What is asked ::
Count the lines in the entries below that include the word "text". Give nothing but the number.

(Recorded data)
:::
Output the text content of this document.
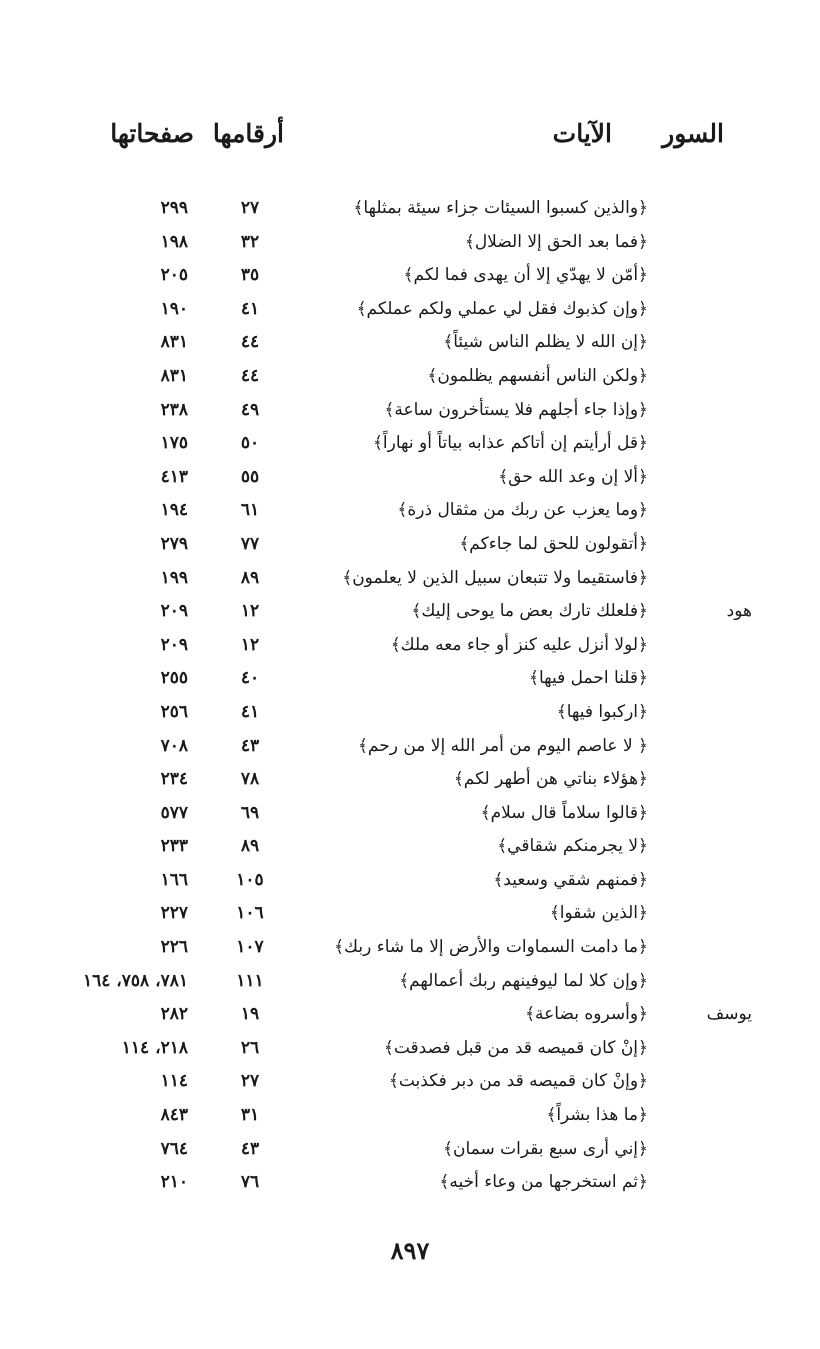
السور
الآيات
أرقامها
صفحاتها
﴿والذين كسبوا السيئات جزاء سيئة بمثلها﴾
٢٧
٢٩٩
﴿فما بعد الحق إلا الضلال﴾
٣٢
١٩٨
﴿أمّن لا يهدّي إلا أن يهدى فما لكم﴾
٣٥
٢٠٥
﴿وإن كذبوك فقل لي عملي ولكم عملكم﴾
٤١
١٩٠
﴿إن الله لا يظلم الناس شيئاً﴾
٤٤
٨٣١
﴿ولكن الناس أنفسهم يظلمون﴾
٤٤
٨٣١
﴿وإذا جاء أجلهم فلا يستأخرون ساعة﴾
٤٩
٢٣٨
﴿قل أرأيتم إن أتاكم عذابه بياتاً أو نهاراً﴾
٥٠
١٧٥
﴿ألا إن وعد الله حق﴾
٥٥
٤١٣
﴿وما يعزب عن ربك من مثقال ذرة﴾
٦١
١٩٤
﴿أتقولون للحق لما جاءكم﴾
٧٧
٢٧٩
﴿فاستقيما ولا تتبعان سبيل الذين لا يعلمون﴾
٨٩
١٩٩
هود
﴿فلعلك تارك بعض ما يوحى إليك﴾
١٢
٢٠٩
﴿لولا أنزل عليه كنز أو جاء معه ملك﴾
١٢
٢٠٩
﴿قلنا احمل فيها﴾
٤٠
٢٥٥
﴿اركبوا فيها﴾
٤١
٢٥٦
﴿ لا عاصم اليوم من أمر الله إلا من رحم﴾
٤٣
٧٠٨
﴿هؤلاء بناتي هن أطهر لكم﴾
٧٨
٢٣٤
﴿قالوا سلاماً قال سلام﴾
٦٩
٥٧٧
﴿لا يجرمنكم شقاقي﴾
٨٩
٢٣٣
﴿فمنهم شقي وسعيد﴾
١٠٥
١٦٦
﴿الذين شقوا﴾
١٠٦
٢٢٧
﴿ما دامت السماوات والأرض إلا ما شاء ربك﴾
١٠٧
٢٢٦
﴿وإن كلا لما ليوفينهم ربك أعمالهم﴾
١١١
٧٨١، ٧٥٨، ١٦٤
يوسف
﴿وأسروه بضاعة﴾
١٩
٢٨٢
﴿إنْ كان قميصه قد من قبل فصدقت﴾
٢٦
٢١٨، ١١٤
﴿وإنْ كان قميصه قد من دبر فكذبت﴾
٢٧
١١٤
﴿ما هذا بشراً﴾
٣١
٨٤٣
﴿إني أرى سبع بقرات سمان﴾
٤٣
٧٦٤
﴿ثم استخرجها من وعاء أخيه﴾
٧٦
٢١٠
٨٩٧
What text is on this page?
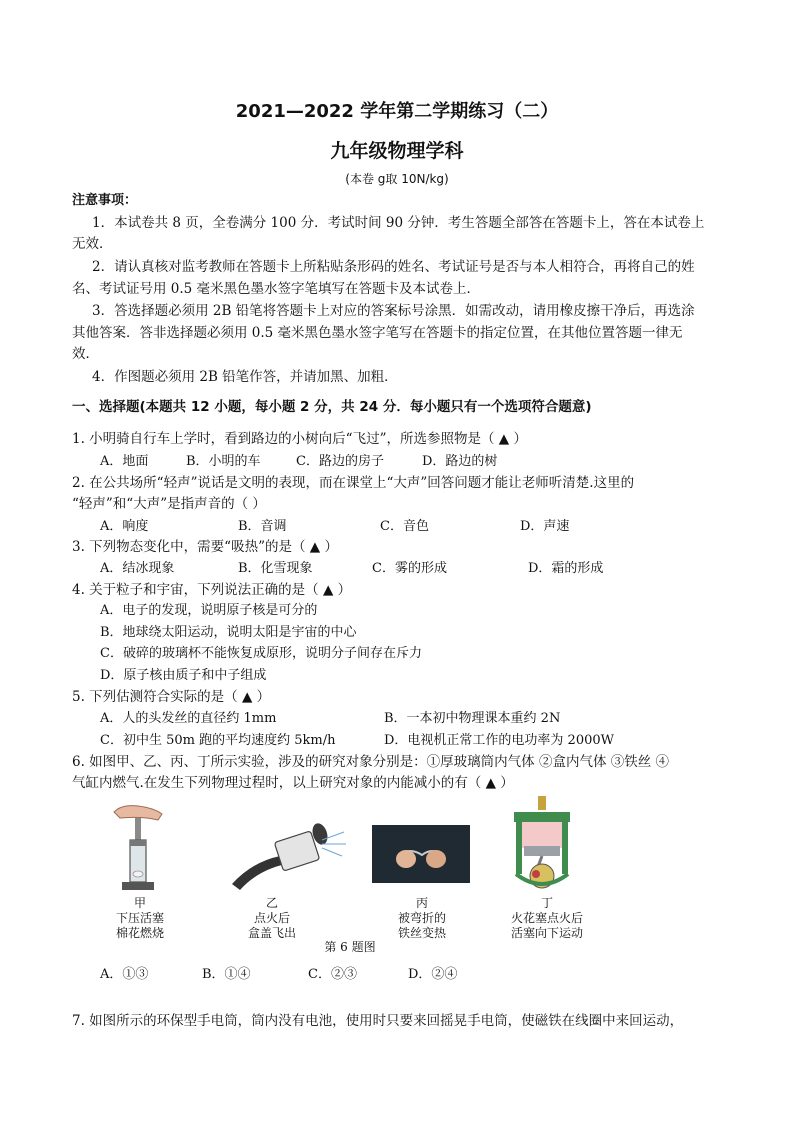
2021—2022 学年第二学期练习（二）
九年级物理学科
(本卷 g取 10N/kg)
注意事项：
1．本试卷共 8 页，全卷满分 100 分．考试时间 90 分钟．考生答题全部答在答题卡上，答在本试卷上
无效．
2．请认真核对监考教师在答题卡上所粘贴条形码的姓名、考试证号是否与本人相符合，再将自己的姓
名、考试证号用 0.5 毫米黑色墨水签字笔填写在答题卡及本试卷上．
3．答选择题必须用 2B 铅笔将答题卡上对应的答案标号涂黑．如需改动，请用橡皮擦干净后，再选涂
其他答案．答非选择题必须用 0.5 毫米黑色墨水签字笔写在答题卡的指定位置，在其他位置答题一律无
效．
4．作图题必须用 2B 铅笔作答，并请加黑、加粗．
一、选择题(本题共 12 小题，每小题 2 分，共 24 分．每小题只有一个选项符合题意)
1. 小明骑自行车上学时，看到路边的小树向后“飞过”，所选参照物是（ ▲ ）
A．地面	B．小明的车	C．路边的房子	D．路边的树
2. 在公共场所“轻声”说话是文明的表现，而在课堂上“大声”回答问题才能让老师听清楚.这里的
“轻声”和“大声”是指声音的（ ）
A．响度	B．音调	C．音色	D．声速
3. 下列物态变化中，需要“吸热”的是（ ▲ ）
A．结冰现象	B．化雪现象	C．雾的形成	D．霜的形成
4. 关于粒子和宇宙，下列说法正确的是（ ▲ ）
A．电子的发现，说明原子核是可分的
B．地球绕太阳运动，说明太阳是宇宙的中心
C．破碎的玻璃杯不能恢复成原形，说明分子间存在斥力
D．原子核由质子和中子组成
5. 下列估测符合实际的是（ ▲ ）
A．人的头发丝的直径约 1mm	B．一本初中物理课本重约 2N
C．初中生 50m 跑的平均速度约 5km/h	D．电视机正常工作的电功率为 2000W
6. 如图甲、乙、丙、丁所示实验，涉及的研究对象分别是：①厚玻璃筒内气体 ②盒内气体 ③铁丝 ④
气缸内燃气.在发生下列物理过程时，以上研究对象的内能减小的有（ ▲ ）
甲
下压活塞
棉花燃烧
乙
点火后
盒盖飞出
丙
被弯折的
铁丝变热
丁
火花塞点火后
活塞向下运动
第 6 题图
A．①③	B．①④	C．②③	D．②④
7. 如图所示的环保型手电筒，筒内没有电池，使用时只要来回摇晃手电筒，使磁铁在线圈中来回运动，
:::
Task result ::
2